→ **Written request**
Search the material below for the word "about". Copy every line that has it.

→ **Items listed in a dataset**

-----

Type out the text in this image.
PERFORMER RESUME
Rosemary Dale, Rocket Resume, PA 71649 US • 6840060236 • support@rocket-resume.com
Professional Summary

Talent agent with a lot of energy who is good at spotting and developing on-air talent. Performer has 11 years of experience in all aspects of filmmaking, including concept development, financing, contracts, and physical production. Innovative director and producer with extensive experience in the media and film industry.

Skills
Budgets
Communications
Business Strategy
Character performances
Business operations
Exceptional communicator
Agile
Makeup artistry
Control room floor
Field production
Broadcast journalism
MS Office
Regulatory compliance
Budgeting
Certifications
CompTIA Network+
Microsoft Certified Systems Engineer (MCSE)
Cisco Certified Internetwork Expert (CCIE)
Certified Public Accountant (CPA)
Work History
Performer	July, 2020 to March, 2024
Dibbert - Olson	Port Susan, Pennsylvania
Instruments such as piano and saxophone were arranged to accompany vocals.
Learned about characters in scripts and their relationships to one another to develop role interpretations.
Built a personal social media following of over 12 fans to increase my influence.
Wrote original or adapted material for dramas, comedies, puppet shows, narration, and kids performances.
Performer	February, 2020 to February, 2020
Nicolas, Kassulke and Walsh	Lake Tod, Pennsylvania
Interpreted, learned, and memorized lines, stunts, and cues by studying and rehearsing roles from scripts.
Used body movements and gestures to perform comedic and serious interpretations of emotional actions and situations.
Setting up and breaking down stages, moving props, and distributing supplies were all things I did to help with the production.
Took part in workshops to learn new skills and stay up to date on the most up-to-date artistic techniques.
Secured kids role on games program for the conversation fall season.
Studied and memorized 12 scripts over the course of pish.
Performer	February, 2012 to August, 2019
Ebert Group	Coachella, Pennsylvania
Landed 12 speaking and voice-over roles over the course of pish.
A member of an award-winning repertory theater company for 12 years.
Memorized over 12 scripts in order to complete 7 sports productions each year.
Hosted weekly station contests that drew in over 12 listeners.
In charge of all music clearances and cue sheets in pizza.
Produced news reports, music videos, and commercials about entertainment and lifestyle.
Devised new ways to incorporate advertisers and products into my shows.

-----

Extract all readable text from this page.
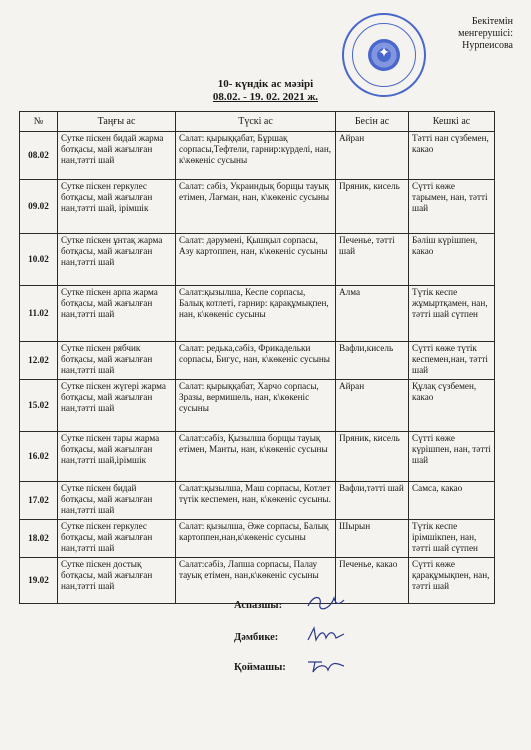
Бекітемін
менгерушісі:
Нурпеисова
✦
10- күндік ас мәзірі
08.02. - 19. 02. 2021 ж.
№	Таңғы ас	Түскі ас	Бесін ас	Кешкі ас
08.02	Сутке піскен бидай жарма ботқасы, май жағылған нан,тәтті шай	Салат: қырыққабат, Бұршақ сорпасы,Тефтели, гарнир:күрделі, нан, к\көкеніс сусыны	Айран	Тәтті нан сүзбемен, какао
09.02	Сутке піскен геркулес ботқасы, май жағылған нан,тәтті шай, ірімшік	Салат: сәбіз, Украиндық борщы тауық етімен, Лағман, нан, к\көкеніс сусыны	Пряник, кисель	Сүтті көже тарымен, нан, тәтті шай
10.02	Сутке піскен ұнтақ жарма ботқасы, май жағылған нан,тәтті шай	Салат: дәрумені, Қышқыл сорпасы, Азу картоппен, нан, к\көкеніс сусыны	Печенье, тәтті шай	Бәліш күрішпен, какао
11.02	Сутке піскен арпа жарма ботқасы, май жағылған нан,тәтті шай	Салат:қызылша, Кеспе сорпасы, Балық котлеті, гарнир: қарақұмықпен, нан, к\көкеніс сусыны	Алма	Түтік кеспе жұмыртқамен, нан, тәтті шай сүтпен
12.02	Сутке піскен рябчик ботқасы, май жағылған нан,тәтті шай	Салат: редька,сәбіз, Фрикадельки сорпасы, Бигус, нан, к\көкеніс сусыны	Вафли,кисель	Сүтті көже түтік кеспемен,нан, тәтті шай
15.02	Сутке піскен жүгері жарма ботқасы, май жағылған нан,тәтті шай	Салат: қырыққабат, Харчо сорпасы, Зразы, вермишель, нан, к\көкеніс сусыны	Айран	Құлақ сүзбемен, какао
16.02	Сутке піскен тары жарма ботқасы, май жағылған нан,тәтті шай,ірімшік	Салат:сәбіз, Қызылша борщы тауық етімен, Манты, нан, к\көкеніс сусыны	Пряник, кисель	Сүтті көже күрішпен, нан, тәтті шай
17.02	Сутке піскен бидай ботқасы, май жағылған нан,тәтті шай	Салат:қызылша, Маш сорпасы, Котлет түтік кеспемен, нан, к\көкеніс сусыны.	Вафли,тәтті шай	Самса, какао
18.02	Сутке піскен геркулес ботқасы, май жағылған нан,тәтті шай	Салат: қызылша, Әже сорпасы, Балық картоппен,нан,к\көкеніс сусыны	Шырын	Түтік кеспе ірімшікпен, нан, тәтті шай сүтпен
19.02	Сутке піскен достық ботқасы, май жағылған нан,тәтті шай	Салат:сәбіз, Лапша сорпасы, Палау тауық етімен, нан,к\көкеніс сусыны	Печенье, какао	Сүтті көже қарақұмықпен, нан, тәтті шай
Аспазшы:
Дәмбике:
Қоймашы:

-----

→ **Exercise result**
Learned about characters in scripts and their relationships to one another to develop role interpretations.
Produced news reports, music videos, and commercials about entertainment and lifestyle.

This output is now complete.